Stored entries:
________________________________________
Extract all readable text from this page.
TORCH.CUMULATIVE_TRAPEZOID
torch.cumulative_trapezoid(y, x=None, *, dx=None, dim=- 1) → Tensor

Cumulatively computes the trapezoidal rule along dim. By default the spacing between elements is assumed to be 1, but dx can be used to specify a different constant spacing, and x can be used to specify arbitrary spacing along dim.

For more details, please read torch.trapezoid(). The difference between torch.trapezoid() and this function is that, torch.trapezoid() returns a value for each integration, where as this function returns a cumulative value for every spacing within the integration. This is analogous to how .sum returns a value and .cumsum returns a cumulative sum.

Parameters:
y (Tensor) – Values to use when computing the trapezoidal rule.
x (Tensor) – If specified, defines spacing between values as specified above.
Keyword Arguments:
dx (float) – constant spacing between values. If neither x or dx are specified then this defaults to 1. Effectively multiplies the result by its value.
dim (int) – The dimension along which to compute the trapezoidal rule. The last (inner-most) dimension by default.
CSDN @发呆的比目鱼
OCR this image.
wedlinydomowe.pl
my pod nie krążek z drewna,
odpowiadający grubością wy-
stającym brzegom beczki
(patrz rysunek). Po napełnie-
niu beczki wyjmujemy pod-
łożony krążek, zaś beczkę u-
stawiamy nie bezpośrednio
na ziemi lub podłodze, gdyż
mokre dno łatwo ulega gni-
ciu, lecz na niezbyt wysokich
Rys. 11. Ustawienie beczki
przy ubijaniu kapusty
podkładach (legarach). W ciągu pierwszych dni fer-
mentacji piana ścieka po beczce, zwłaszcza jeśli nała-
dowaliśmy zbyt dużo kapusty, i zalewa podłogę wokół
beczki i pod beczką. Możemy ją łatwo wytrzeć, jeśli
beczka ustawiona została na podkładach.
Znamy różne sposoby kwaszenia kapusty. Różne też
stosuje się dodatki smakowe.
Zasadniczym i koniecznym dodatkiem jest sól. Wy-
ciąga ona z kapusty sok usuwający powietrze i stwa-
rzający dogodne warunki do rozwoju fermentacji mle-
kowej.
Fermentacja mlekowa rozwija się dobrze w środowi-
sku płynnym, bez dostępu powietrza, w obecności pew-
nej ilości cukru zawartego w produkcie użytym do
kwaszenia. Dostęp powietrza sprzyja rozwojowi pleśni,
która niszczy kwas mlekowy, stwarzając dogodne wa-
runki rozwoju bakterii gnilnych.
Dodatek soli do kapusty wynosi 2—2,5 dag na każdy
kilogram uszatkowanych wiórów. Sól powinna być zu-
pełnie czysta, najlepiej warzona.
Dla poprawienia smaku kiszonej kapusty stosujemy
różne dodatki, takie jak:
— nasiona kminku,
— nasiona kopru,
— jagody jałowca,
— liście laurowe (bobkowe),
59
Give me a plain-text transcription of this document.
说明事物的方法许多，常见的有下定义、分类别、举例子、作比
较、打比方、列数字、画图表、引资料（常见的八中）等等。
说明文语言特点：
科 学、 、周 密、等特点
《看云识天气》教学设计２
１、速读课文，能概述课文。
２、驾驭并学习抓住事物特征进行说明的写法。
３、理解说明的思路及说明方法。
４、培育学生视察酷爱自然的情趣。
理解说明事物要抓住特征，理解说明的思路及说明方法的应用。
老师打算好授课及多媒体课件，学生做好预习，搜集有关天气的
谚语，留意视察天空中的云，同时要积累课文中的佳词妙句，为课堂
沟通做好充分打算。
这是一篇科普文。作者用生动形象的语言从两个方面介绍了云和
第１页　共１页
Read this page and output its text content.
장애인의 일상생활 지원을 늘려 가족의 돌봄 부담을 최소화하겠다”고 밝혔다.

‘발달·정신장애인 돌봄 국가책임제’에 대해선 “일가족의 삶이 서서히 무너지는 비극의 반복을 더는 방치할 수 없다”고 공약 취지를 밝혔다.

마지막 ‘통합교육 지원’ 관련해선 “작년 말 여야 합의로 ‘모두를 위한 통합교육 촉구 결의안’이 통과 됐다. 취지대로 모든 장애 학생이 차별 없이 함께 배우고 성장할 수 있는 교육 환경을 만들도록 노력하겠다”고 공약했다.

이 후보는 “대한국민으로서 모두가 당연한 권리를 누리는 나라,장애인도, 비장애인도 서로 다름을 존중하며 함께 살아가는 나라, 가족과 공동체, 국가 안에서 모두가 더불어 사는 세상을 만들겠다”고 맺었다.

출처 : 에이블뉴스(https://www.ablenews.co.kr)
________________________________________
Reproduce each record exactly, leaving nothing out.

Extract all readable text from this page.
TORCH.CUMULATIVE_TRAPEZOID
torch.cumulative_trapezoid(y, x=None, *, dx=None, dim=- 1) → Tensor

Cumulatively computes the trapezoidal rule along dim. By default the spacing between elements is assumed to be 1, but dx can be used to specify a different constant spacing, and x can be used to specify arbitrary spacing along dim.

For more details, please read torch.trapezoid(). The difference between torch.trapezoid() and this function is that, torch.trapezoid() returns a value for each integration, where as this function returns a cumulative value for every spacing within the integration. This is analogous to how .sum returns a value and .cumsum returns a cumulative sum.

Parameters:
y (Tensor) – Values to use when computing the trapezoidal rule.
x (Tensor) – If specified, defines spacing between values as specified above.
Keyword Arguments:
dx (float) – constant spacing between values. If neither x or dx are specified then this defaults to 1. Effectively multiplies the result by its value.
dim (int) – The dimension along which to compute the trapezoidal rule. The last (inner-most) dimension by default.
CSDN @发呆的比目鱼
OCR this image.
wedlinydomowe.pl
my pod nie krążek z drewna,
odpowiadający grubością wy-
stającym brzegom beczki
(patrz rysunek). Po napełnie-
niu beczki wyjmujemy pod-
łożony krążek, zaś beczkę u-
stawiamy nie bezpośrednio
na ziemi lub podłodze, gdyż
mokre dno łatwo ulega gni-
ciu, lecz na niezbyt wysokich
Rys. 11. Ustawienie beczki
przy ubijaniu kapusty
podkładach (legarach). W ciągu pierwszych dni fer-
mentacji piana ścieka po beczce, zwłaszcza jeśli nała-
dowaliśmy zbyt dużo kapusty, i zalewa podłogę wokół
beczki i pod beczką. Możemy ją łatwo wytrzeć, jeśli
beczka ustawiona została na podkładach.
Znamy różne sposoby kwaszenia kapusty. Różne też
stosuje się dodatki smakowe.
Zasadniczym i koniecznym dodatkiem jest sól. Wy-
ciąga ona z kapusty sok usuwający powietrze i stwa-
rzający dogodne warunki do rozwoju fermentacji mle-
kowej.
Fermentacja mlekowa rozwija się dobrze w środowi-
sku płynnym, bez dostępu powietrza, w obecności pew-
nej ilości cukru zawartego w produkcie użytym do
kwaszenia. Dostęp powietrza sprzyja rozwojowi pleśni,
która niszczy kwas mlekowy, stwarzając dogodne wa-
runki rozwoju bakterii gnilnych.
Dodatek soli do kapusty wynosi 2—2,5 dag na każdy
kilogram uszatkowanych wiórów. Sól powinna być zu-
pełnie czysta, najlepiej warzona.
Dla poprawienia smaku kiszonej kapusty stosujemy
różne dodatki, takie jak:
— nasiona kminku,
— nasiona kopru,
— jagody jałowca,
— liście laurowe (bobkowe),
59
Give me a plain-text transcription of this document.
说明事物的方法许多，常见的有下定义、分类别、举例子、作比
较、打比方、列数字、画图表、引资料（常见的八中）等等。
说明文语言特点：
科 学、 、周 密、等特点
《看云识天气》教学设计２
１、速读课文，能概述课文。
２、驾驭并学习抓住事物特征进行说明的写法。
３、理解说明的思路及说明方法。
４、培育学生视察酷爱自然的情趣。
理解说明事物要抓住特征，理解说明的思路及说明方法的应用。
老师打算好授课及多媒体课件，学生做好预习，搜集有关天气的
谚语，留意视察天空中的云，同时要积累课文中的佳词妙句，为课堂
沟通做好充分打算。
这是一篇科普文。作者用生动形象的语言从两个方面介绍了云和
第１页　共１页
Read this page and output its text content.
장애인의 일상생활 지원을 늘려 가족의 돌봄 부담을 최소화하겠다”고 밝혔다.

‘발달·정신장애인 돌봄 국가책임제’에 대해선 “일가족의 삶이 서서히 무너지는 비극의 반복을 더는 방치할 수 없다”고 공약 취지를 밝혔다.

마지막 ‘통합교육 지원’ 관련해선 “작년 말 여야 합의로 ‘모두를 위한 통합교육 촉구 결의안’이 통과 됐다. 취지대로 모든 장애 학생이 차별 없이 함께 배우고 성장할 수 있는 교육 환경을 만들도록 노력하겠다”고 공약했다.

이 후보는 “대한국민으로서 모두가 당연한 권리를 누리는 나라,장애인도, 비장애인도 서로 다름을 존중하며 함께 살아가는 나라, 가족과 공동체, 국가 안에서 모두가 더불어 사는 세상을 만들겠다”고 맺었다.

출처 : 에이블뉴스(https://www.ablenews.co.kr)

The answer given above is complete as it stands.